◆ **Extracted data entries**
>>>>
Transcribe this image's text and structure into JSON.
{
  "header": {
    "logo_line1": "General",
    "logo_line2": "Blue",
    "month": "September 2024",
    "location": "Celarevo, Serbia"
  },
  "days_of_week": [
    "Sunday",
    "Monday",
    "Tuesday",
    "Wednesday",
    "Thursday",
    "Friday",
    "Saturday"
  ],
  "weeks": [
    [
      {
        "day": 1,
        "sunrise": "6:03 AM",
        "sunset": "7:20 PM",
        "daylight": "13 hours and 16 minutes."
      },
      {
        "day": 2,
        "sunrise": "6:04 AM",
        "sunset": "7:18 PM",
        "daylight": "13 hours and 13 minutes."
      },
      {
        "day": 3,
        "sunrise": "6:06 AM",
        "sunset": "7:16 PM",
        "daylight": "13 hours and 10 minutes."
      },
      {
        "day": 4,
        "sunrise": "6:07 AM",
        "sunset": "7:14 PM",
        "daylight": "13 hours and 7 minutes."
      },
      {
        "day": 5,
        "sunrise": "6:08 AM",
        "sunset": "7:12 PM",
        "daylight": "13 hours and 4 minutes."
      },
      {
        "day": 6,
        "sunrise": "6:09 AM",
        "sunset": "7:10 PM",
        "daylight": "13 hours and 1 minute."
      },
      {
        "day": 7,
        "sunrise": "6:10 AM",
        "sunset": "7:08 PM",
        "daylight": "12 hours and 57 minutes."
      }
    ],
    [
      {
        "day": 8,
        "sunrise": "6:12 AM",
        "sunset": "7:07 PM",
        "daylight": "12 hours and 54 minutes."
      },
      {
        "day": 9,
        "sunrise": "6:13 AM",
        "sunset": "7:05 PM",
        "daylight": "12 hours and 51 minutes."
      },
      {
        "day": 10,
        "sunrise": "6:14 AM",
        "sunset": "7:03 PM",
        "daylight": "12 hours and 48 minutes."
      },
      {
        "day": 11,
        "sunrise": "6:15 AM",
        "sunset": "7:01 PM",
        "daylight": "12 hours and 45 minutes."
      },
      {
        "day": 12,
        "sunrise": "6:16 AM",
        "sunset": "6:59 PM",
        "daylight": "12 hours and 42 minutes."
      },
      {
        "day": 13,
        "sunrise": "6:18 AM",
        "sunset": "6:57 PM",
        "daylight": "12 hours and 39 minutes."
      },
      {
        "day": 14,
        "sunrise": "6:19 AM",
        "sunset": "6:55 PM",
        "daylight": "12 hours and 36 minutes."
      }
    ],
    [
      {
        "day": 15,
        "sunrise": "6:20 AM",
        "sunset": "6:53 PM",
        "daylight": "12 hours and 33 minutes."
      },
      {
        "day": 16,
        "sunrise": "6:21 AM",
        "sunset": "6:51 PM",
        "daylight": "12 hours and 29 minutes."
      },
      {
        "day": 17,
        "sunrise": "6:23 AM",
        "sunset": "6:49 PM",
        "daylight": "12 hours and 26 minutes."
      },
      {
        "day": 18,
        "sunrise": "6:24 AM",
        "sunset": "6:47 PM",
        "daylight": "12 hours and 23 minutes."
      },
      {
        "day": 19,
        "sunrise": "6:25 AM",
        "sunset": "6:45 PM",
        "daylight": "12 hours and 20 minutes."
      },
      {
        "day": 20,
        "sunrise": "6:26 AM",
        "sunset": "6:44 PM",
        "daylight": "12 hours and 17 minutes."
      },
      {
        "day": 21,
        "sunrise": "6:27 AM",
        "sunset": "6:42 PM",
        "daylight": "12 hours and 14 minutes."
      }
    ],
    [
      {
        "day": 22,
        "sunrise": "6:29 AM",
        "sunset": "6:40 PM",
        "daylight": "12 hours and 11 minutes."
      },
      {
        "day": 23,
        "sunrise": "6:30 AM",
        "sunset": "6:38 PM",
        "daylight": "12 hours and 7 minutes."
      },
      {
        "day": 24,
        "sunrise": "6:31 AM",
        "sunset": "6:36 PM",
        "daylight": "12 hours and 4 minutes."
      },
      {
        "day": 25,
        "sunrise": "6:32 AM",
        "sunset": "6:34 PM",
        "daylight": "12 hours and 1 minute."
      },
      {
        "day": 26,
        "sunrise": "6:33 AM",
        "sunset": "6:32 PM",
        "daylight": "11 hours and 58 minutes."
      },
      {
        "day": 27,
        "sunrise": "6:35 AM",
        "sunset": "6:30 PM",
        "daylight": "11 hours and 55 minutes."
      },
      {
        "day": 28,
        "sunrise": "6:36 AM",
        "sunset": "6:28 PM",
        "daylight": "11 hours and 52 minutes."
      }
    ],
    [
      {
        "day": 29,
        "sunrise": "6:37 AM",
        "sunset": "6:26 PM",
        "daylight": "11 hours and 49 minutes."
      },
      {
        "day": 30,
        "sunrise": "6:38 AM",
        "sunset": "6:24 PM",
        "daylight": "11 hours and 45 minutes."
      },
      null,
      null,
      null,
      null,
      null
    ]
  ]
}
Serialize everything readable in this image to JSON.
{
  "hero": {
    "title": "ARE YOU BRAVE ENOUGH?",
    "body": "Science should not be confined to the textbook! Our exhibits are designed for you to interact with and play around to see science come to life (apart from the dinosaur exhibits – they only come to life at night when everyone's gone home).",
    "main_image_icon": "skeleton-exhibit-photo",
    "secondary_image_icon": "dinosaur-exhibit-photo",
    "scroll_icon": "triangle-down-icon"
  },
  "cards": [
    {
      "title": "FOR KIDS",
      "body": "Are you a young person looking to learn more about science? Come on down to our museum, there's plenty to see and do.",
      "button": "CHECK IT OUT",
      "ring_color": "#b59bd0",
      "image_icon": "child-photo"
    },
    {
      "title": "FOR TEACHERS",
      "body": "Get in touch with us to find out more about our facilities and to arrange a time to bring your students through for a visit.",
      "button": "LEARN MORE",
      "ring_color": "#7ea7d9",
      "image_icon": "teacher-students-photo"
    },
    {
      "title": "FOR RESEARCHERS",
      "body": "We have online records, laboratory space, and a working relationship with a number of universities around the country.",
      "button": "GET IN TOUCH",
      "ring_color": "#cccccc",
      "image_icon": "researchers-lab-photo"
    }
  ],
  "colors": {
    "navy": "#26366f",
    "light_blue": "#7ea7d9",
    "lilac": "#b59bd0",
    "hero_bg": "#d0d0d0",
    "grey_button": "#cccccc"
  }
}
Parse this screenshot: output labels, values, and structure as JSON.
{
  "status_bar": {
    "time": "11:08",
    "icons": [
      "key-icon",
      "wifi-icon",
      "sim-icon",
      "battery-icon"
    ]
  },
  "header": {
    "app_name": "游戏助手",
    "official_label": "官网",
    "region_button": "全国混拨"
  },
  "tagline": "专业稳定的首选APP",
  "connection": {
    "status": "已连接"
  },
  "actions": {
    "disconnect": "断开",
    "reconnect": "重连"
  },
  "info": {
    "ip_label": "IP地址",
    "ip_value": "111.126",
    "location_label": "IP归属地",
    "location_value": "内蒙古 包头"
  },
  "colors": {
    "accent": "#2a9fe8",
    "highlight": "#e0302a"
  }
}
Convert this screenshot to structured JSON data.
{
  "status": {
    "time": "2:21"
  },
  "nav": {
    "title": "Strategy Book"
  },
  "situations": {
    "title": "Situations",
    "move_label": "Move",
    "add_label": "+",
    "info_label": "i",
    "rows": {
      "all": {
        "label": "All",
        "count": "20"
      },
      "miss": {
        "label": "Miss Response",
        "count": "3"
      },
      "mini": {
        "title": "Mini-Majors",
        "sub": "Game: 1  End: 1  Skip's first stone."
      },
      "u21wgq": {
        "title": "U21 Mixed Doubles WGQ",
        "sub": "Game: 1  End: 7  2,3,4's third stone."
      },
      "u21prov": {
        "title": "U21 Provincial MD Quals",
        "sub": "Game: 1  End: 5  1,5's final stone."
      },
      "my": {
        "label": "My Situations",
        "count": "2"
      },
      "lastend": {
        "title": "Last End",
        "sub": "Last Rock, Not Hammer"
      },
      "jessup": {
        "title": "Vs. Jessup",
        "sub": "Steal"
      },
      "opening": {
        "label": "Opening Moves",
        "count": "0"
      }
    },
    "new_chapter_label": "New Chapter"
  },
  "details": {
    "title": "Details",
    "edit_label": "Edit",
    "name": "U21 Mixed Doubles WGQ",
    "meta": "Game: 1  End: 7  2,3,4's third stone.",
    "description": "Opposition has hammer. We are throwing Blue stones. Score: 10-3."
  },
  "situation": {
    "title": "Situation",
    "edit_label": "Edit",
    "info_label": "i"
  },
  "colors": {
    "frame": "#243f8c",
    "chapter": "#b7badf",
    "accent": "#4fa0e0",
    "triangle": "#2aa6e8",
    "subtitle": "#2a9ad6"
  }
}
<<<<
◆ **GIVEN INSTRUCTION**
Where a line above holds the string "time", show that line.

◆ **EXERCISE OUTPUT**
      "body": "Get in touch with us to find out more about our facilities and to arrange a time to bring your students through for a visit.",
    "time": "11:08",
    "time": "2:21"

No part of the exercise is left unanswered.